What the task requires: Every entry should be repeated exactly. Omit the pictures.

Items listed in a dataset
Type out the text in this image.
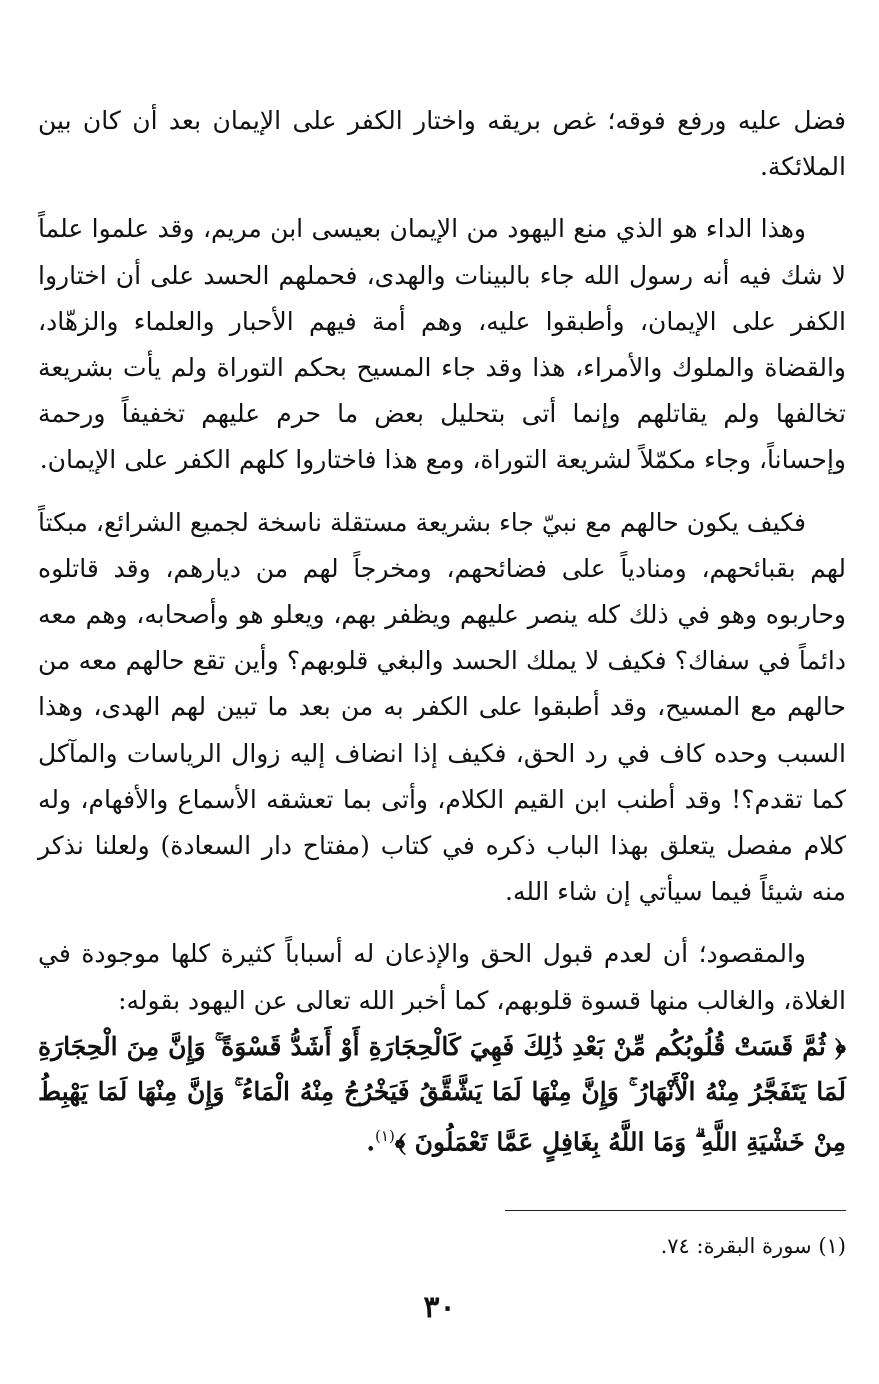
فضل عليه ورفع فوقه؛ غص بريقه واختار الكفر على الإيمان بعد أن كان بين الملائكة.

وهذا الداء هو الذي منع اليهود من الإيمان بعيسى ابن مريم، وقد علموا علماً لا شك فيه أنه رسول الله جاء بالبينات والهدى، فحملهم الحسد على أن اختاروا الكفر على الإيمان، وأطبقوا عليه، وهم أمة فيهم الأحبار والعلماء والزهّاد، والقضاة والملوك والأمراء، هذا وقد جاء المسيح بحكم التوراة ولم يأت بشريعة تخالفها ولم يقاتلهم وإنما أتى بتحليل بعض ما حرم عليهم تخفيفاً ورحمة وإحساناً، وجاء مكمّلاً لشريعة التوراة، ومع هذا فاختاروا كلهم الكفر على الإيمان.

فكيف يكون حالهم مع نبيّ جاء بشريعة مستقلة ناسخة لجميع الشرائع، مبكتاً لهم بقبائحهم، ومنادياً على فضائحهم، ومخرجاً لهم من ديارهم، وقد قاتلوه وحاربوه وهو في ذلك كله ينصر عليهم ويظفر بهم، ويعلو هو وأصحابه، وهم معه دائماً في سفاك؟ فكيف لا يملك الحسد والبغي قلوبهم؟ وأين تقع حالهم معه من حالهم مع المسيح، وقد أطبقوا على الكفر به من بعد ما تبين لهم الهدى، وهذا السبب وحده كاف في رد الحق، فكيف إذا انضاف إليه زوال الرياسات والمآكل كما تقدم؟! وقد أطنب ابن القيم الكلام، وأتى بما تعشقه الأسماع والأفهام، وله كلام مفصل يتعلق بهذا الباب ذكره في كتاب (مفتاح دار السعادة) ولعلنا نذكر منه شيئاً فيما سيأتي إن شاء الله.

والمقصود؛ أن لعدم قبول الحق والإذعان له أسباباً كثيرة كلها موجودة في الغلاة، والغالب منها قسوة قلوبهم، كما أخبر الله تعالى عن اليهود بقوله:

﴿ ثُمَّ قَسَتْ قُلُوبُكُم مِّنْ بَعْدِ ذَٰلِكَ فَهِيَ كَالْحِجَارَةِ أَوْ أَشَدُّ قَسْوَةً ۚ وَإِنَّ مِنَ الْحِجَارَةِ لَمَا يَتَفَجَّرُ مِنْهُ الْأَنْهَارُ ۚ وَإِنَّ مِنْهَا لَمَا يَشَّقَّقُ فَيَخْرُجُ مِنْهُ الْمَاءُ ۚ وَإِنَّ مِنْهَا لَمَا يَهْبِطُ مِنْ خَشْيَةِ اللَّهِ ۗ وَمَا اللَّهُ بِغَافِلٍ عَمَّا تَعْمَلُونَ ﴾$^{(١)}$.

(١) سورة البقرة: ٧٤.
٣٠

Exercise result:
Type out the text in this image.
فضل عليه ورفع فوقه؛ غص بريقه واختار الكفر على الإيمان بعد أن كان بين الملائكة.

وهذا الداء هو الذي منع اليهود من الإيمان بعيسى ابن مريم، وقد علموا علماً لا شك فيه أنه رسول الله جاء بالبينات والهدى، فحملهم الحسد على أن اختاروا الكفر على الإيمان، وأطبقوا عليه، وهم أمة فيهم الأحبار والعلماء والزهّاد، والقضاة والملوك والأمراء، هذا وقد جاء المسيح بحكم التوراة ولم يأت بشريعة تخالفها ولم يقاتلهم وإنما أتى بتحليل بعض ما حرم عليهم تخفيفاً ورحمة وإحساناً، وجاء مكمّلاً لشريعة التوراة، ومع هذا فاختاروا كلهم الكفر على الإيمان.

فكيف يكون حالهم مع نبيّ جاء بشريعة مستقلة ناسخة لجميع الشرائع، مبكتاً لهم بقبائحهم، ومنادياً على فضائحهم، ومخرجاً لهم من ديارهم، وقد قاتلوه وحاربوه وهو في ذلك كله ينصر عليهم ويظفر بهم، ويعلو هو وأصحابه، وهم معه دائماً في سفاك؟ فكيف لا يملك الحسد والبغي قلوبهم؟ وأين تقع حالهم معه من حالهم مع المسيح، وقد أطبقوا على الكفر به من بعد ما تبين لهم الهدى، وهذا السبب وحده كاف في رد الحق، فكيف إذا انضاف إليه زوال الرياسات والمآكل كما تقدم؟! وقد أطنب ابن القيم الكلام، وأتى بما تعشقه الأسماع والأفهام، وله كلام مفصل يتعلق بهذا الباب ذكره في كتاب (مفتاح دار السعادة) ولعلنا نذكر منه شيئاً فيما سيأتي إن شاء الله.

والمقصود؛ أن لعدم قبول الحق والإذعان له أسباباً كثيرة كلها موجودة في الغلاة، والغالب منها قسوة قلوبهم، كما أخبر الله تعالى عن اليهود بقوله:

﴿ ثُمَّ قَسَتْ قُلُوبُكُم مِّنْ بَعْدِ ذَٰلِكَ فَهِيَ كَالْحِجَارَةِ أَوْ أَشَدُّ قَسْوَةً ۚ وَإِنَّ مِنَ الْحِجَارَةِ لَمَا يَتَفَجَّرُ مِنْهُ الْأَنْهَارُ ۚ وَإِنَّ مِنْهَا لَمَا يَشَّقَّقُ فَيَخْرُجُ مِنْهُ الْمَاءُ ۚ وَإِنَّ مِنْهَا لَمَا يَهْبِطُ مِنْ خَشْيَةِ اللَّهِ ۗ وَمَا اللَّهُ بِغَافِلٍ عَمَّا تَعْمَلُونَ ﴾$^{(١)}$.

(١) سورة البقرة: ٧٤.
٣٠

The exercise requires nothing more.